• Extracted material:
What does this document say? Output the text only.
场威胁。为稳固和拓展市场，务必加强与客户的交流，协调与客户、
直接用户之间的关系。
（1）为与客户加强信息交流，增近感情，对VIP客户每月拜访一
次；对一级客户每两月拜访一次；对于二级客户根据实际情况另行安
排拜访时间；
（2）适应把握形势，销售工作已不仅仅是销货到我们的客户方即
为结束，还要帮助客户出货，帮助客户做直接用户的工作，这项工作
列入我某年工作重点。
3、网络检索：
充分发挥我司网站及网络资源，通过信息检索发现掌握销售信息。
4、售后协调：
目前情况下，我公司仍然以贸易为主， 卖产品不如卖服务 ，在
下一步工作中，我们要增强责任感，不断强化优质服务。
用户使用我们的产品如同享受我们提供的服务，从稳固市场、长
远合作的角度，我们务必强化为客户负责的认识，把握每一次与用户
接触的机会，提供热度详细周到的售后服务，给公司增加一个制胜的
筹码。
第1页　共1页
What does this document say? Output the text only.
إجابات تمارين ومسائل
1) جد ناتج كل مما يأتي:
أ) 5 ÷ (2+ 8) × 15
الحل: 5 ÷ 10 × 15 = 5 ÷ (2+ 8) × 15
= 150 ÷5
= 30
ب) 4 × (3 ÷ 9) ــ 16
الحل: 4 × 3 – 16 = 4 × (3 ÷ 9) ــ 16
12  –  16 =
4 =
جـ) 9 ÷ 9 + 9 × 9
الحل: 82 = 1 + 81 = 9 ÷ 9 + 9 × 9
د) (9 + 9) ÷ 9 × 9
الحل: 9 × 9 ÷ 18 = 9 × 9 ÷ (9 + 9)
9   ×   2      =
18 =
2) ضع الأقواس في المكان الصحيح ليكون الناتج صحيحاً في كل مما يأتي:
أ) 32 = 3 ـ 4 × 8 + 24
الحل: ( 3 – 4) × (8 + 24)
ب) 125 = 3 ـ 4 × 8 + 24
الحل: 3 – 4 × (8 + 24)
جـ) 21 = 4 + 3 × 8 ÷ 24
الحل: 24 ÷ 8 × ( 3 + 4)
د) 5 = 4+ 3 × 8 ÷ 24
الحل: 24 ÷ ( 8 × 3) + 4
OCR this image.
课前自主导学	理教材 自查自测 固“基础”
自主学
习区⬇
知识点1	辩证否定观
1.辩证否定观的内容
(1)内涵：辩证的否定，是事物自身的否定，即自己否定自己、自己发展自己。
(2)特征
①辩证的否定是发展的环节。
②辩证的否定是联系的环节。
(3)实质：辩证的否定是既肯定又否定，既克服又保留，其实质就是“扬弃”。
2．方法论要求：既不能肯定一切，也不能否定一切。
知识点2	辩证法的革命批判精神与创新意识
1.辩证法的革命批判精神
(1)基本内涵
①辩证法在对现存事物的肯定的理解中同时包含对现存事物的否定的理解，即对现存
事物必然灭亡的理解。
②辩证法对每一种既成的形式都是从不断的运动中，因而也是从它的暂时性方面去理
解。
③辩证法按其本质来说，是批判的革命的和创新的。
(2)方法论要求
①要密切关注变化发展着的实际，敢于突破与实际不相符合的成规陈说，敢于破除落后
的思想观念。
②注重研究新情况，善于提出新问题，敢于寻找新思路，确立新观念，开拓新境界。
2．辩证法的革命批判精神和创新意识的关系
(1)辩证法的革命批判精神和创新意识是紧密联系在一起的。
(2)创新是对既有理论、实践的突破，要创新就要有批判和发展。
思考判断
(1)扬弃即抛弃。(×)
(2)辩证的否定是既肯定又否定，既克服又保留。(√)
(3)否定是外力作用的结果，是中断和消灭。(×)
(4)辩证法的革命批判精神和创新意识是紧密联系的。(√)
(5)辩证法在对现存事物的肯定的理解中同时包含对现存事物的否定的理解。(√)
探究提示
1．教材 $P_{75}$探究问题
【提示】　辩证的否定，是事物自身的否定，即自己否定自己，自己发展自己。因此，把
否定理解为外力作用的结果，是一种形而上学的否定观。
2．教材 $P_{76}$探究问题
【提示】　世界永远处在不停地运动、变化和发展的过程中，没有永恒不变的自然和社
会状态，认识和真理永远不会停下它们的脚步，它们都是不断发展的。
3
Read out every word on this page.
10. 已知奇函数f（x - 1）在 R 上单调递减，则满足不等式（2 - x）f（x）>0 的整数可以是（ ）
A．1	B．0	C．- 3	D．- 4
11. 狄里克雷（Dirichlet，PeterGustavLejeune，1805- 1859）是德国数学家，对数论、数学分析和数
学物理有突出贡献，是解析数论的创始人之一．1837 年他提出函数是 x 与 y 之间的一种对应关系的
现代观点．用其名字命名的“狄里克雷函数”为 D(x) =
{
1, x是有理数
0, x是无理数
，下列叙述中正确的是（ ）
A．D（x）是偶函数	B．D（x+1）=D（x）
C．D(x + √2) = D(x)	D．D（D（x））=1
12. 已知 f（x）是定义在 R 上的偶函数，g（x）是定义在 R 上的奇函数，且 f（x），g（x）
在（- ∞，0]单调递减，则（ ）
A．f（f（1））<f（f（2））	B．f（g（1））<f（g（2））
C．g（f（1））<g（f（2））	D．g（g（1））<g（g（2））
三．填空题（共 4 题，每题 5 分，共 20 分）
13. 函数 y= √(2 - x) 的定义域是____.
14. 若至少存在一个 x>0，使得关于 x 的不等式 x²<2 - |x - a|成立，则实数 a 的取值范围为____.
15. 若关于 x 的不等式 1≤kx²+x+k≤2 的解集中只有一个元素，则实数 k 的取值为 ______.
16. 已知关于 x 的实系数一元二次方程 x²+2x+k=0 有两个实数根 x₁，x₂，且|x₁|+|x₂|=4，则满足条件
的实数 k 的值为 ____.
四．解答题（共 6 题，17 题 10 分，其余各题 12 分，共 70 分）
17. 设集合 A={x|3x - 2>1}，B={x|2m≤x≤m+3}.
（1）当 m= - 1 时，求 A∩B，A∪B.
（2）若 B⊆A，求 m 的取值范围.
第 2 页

• Written exercise: Your task is to gather all lines from the entries above that hold the word "的不等式".

• Written response:
14. 若至少存在一个 x>0，使得关于 x 的不等式 x²<2 - |x - a|成立，则实数 a 的取值范围为____.
15. 若关于 x 的不等式 1≤kx²+x+k≤2 的解集中只有一个元素，则实数 k 的取值为 ______.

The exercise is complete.